__WRITTEN TASK__
Repeat, exactly and completely, the entries shown underneath.

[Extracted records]
=======

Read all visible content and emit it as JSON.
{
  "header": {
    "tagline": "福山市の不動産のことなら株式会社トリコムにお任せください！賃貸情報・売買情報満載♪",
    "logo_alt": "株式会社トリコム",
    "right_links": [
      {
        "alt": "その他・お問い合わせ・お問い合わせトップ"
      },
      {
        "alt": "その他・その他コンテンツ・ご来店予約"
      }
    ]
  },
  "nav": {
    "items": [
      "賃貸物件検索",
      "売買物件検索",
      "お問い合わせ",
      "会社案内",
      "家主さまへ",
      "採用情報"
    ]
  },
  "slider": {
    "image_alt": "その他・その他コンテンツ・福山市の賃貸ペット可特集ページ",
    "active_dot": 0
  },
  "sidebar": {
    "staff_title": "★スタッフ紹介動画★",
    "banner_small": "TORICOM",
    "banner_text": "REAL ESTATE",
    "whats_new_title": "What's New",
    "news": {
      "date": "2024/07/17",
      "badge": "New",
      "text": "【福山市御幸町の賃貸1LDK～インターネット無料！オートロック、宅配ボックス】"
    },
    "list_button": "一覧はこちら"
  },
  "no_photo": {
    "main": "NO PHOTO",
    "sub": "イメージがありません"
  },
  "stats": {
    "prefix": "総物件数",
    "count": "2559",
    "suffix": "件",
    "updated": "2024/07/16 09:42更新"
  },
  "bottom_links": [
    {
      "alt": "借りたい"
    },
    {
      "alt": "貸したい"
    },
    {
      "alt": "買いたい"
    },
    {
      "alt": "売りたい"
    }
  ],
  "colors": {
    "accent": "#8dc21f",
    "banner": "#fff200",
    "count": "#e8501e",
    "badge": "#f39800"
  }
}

=======

__SOLUTION TO THIS TASK__
Read all visible content and emit it as JSON.
{
  "header": {
    "tagline": "福山市の不動産のことなら株式会社トリコムにお任せください！賃貸情報・売買情報満載♪",
    "logo_alt": "株式会社トリコム",
    "right_links": [
      {
        "alt": "その他・お問い合わせ・お問い合わせトップ"
      },
      {
        "alt": "その他・その他コンテンツ・ご来店予約"
      }
    ]
  },
  "nav": {
    "items": [
      "賃貸物件検索",
      "売買物件検索",
      "お問い合わせ",
      "会社案内",
      "家主さまへ",
      "採用情報"
    ]
  },
  "slider": {
    "image_alt": "その他・その他コンテンツ・福山市の賃貸ペット可特集ページ",
    "active_dot": 0
  },
  "sidebar": {
    "staff_title": "★スタッフ紹介動画★",
    "banner_small": "TORICOM",
    "banner_text": "REAL ESTATE",
    "whats_new_title": "What's New",
    "news": {
      "date": "2024/07/17",
      "badge": "New",
      "text": "【福山市御幸町の賃貸1LDK～インターネット無料！オートロック、宅配ボックス】"
    },
    "list_button": "一覧はこちら"
  },
  "no_photo": {
    "main": "NO PHOTO",
    "sub": "イメージがありません"
  },
  "stats": {
    "prefix": "総物件数",
    "count": "2559",
    "suffix": "件",
    "updated": "2024/07/16 09:42更新"
  },
  "bottom_links": [
    {
      "alt": "借りたい"
    },
    {
      "alt": "貸したい"
    },
    {
      "alt": "買いたい"
    },
    {
      "alt": "売りたい"
    }
  ],
  "colors": {
    "accent": "#8dc21f",
    "banner": "#fff200",
    "count": "#e8501e",
    "badge": "#f39800"
  }
}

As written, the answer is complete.